Short exercise
Scan the entries below and count the lines holding the string "Odontograma". Supply only the number.

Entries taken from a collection

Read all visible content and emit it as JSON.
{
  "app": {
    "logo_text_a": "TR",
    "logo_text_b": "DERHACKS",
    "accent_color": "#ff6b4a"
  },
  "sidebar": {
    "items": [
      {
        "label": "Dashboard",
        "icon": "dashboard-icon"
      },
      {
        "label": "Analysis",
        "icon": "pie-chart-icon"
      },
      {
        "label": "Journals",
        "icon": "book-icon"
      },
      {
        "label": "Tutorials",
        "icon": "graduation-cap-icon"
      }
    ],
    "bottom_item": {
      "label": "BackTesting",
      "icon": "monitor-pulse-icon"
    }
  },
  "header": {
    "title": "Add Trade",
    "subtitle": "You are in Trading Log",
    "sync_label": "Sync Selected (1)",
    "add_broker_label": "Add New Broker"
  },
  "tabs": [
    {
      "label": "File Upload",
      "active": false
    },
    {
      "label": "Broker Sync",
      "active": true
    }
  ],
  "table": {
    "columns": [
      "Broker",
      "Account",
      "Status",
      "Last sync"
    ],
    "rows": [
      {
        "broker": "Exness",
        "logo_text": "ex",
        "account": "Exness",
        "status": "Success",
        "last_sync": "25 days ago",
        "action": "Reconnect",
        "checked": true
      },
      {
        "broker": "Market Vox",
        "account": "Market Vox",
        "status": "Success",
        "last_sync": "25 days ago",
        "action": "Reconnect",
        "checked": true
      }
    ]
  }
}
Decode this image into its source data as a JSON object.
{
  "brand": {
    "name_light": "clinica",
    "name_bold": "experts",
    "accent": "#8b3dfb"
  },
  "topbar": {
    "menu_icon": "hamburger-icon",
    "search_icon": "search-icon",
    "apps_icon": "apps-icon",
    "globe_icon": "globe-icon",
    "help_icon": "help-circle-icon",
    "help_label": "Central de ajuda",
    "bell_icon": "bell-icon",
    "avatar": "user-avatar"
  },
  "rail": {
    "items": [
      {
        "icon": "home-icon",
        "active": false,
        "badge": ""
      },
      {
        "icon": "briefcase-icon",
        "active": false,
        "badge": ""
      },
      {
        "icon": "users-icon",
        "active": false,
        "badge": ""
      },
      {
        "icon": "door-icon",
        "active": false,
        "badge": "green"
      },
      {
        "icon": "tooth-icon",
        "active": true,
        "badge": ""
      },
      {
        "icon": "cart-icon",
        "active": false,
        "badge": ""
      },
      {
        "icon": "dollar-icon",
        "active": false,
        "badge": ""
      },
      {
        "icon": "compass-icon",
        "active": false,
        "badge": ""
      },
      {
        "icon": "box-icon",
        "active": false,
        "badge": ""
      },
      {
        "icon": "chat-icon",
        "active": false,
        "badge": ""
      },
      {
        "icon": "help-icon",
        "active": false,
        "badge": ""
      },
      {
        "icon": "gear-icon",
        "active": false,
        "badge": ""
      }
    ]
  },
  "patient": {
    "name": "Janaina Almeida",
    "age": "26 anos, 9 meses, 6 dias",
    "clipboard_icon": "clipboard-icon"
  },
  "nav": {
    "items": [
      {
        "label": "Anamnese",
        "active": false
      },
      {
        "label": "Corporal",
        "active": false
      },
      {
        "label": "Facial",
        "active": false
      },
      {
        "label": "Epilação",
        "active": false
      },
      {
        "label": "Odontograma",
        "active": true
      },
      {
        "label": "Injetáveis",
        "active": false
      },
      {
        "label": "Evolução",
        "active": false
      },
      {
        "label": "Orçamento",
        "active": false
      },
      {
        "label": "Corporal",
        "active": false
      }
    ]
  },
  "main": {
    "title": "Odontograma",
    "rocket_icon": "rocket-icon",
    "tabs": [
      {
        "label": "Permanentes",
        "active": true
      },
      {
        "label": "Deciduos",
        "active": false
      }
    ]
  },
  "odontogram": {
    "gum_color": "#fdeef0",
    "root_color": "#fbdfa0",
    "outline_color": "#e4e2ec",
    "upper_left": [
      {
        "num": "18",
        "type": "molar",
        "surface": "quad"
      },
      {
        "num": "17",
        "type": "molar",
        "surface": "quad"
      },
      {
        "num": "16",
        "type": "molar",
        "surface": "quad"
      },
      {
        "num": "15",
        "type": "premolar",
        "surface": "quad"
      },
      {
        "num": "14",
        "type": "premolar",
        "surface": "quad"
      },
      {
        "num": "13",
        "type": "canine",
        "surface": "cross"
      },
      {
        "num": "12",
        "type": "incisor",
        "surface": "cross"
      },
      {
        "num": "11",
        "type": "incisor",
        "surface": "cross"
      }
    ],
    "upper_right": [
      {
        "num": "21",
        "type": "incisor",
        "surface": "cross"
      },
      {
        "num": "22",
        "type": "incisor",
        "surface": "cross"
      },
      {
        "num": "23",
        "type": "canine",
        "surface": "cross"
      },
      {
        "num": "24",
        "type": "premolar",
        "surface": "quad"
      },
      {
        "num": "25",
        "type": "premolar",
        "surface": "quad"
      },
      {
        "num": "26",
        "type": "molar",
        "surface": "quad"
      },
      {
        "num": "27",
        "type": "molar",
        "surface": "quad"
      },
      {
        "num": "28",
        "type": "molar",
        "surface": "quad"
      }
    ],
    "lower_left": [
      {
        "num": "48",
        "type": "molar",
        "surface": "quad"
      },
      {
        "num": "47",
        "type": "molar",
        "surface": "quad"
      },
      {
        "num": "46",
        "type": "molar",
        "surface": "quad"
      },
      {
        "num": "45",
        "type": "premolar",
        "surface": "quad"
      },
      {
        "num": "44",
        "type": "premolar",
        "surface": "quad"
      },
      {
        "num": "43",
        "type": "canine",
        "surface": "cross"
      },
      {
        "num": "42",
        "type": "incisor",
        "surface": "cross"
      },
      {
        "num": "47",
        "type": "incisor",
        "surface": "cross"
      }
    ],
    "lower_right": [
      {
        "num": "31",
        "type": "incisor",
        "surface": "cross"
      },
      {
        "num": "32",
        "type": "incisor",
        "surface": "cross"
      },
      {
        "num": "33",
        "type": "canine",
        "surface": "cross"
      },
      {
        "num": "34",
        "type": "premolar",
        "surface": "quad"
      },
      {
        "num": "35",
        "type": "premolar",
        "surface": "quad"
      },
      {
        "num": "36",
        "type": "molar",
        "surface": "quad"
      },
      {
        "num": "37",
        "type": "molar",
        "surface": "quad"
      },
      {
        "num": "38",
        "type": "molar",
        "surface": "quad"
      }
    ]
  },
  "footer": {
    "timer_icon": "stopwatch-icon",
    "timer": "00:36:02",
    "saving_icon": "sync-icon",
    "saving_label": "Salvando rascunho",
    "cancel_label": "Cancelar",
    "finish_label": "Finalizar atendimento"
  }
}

Exercise solution
2